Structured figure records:

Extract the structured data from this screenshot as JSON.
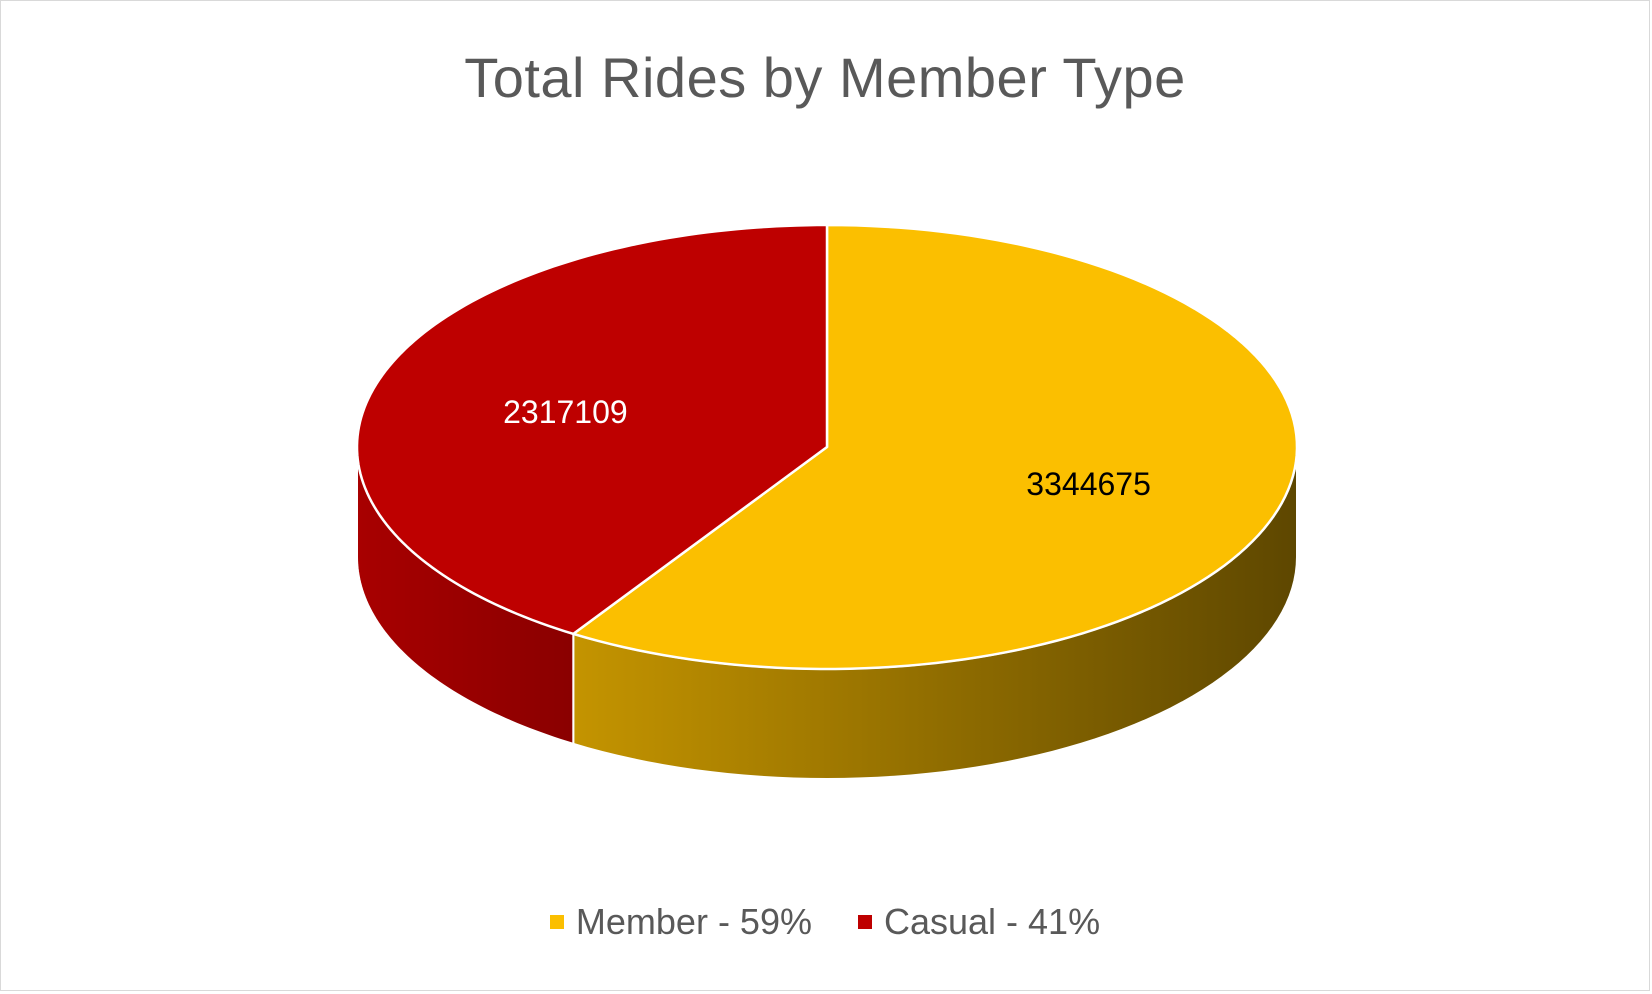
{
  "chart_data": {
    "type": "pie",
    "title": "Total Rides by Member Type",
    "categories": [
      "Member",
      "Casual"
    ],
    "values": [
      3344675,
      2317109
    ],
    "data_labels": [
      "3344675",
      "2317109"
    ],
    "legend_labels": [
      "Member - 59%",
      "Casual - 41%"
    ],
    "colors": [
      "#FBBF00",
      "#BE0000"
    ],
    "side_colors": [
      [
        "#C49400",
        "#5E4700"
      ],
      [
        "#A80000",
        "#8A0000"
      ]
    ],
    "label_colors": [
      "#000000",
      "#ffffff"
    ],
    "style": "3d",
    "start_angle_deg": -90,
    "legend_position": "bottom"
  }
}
...
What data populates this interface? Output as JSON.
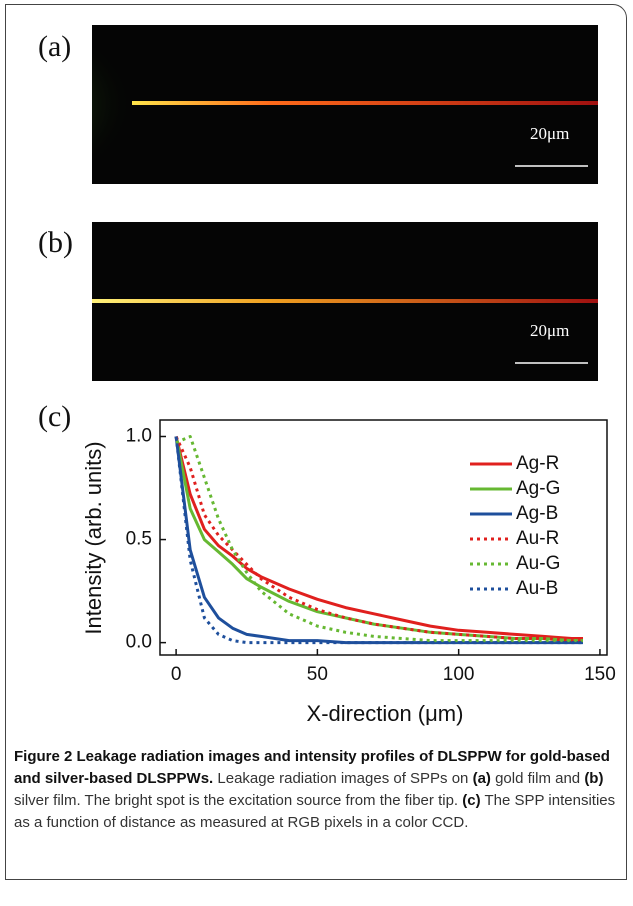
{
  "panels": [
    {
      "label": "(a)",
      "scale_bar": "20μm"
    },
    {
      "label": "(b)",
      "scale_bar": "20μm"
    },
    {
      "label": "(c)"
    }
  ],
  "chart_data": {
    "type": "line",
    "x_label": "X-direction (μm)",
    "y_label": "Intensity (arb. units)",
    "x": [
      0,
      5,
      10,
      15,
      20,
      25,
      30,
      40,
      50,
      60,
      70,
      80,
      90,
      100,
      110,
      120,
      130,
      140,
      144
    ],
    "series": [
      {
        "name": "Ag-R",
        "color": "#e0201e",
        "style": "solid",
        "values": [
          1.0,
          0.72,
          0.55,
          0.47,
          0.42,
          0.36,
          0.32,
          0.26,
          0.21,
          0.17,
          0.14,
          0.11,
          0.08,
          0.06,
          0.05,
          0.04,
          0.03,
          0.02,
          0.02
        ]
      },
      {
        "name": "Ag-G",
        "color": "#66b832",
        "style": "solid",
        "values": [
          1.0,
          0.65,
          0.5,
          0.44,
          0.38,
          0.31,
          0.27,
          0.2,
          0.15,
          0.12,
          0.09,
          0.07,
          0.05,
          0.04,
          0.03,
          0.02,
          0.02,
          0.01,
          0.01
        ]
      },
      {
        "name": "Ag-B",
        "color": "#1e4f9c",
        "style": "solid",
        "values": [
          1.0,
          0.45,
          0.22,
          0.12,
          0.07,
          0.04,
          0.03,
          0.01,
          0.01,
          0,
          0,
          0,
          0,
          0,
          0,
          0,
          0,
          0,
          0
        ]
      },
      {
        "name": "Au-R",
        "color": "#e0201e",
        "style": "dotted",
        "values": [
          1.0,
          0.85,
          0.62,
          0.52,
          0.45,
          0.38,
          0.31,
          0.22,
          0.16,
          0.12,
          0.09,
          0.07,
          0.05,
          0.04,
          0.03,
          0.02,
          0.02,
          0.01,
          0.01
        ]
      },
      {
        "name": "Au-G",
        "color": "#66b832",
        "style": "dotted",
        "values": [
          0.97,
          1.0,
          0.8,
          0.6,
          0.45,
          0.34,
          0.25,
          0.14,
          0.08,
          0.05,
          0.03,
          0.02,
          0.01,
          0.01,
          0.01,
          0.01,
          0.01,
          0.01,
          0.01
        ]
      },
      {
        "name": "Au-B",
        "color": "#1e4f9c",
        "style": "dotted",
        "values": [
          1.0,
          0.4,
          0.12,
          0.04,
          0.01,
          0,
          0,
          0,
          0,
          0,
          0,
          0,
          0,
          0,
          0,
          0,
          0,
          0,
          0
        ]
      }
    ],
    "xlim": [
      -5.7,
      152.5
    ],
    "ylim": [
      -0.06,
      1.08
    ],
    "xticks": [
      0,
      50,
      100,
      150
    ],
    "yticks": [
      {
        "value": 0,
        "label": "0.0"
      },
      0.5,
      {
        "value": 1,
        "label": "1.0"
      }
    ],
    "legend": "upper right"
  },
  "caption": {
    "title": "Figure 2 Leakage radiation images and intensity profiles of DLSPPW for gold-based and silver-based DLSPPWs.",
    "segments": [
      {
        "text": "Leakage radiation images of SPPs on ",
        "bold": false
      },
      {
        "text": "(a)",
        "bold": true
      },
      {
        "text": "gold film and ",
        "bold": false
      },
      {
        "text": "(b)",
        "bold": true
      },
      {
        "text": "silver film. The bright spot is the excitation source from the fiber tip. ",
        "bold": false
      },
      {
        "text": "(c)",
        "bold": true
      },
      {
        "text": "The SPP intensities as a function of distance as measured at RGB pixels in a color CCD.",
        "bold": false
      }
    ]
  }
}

PROBLEM DETAILS: Go through the listing above and return every line where the word "name" occurs.

SOLUTION TO THIS PROBLEM:
        "name": "Ag-R",
        "name": "Ag-G",
        "name": "Ag-B",
        "name": "Au-R",
        "name": "Au-G",
        "name": "Au-B",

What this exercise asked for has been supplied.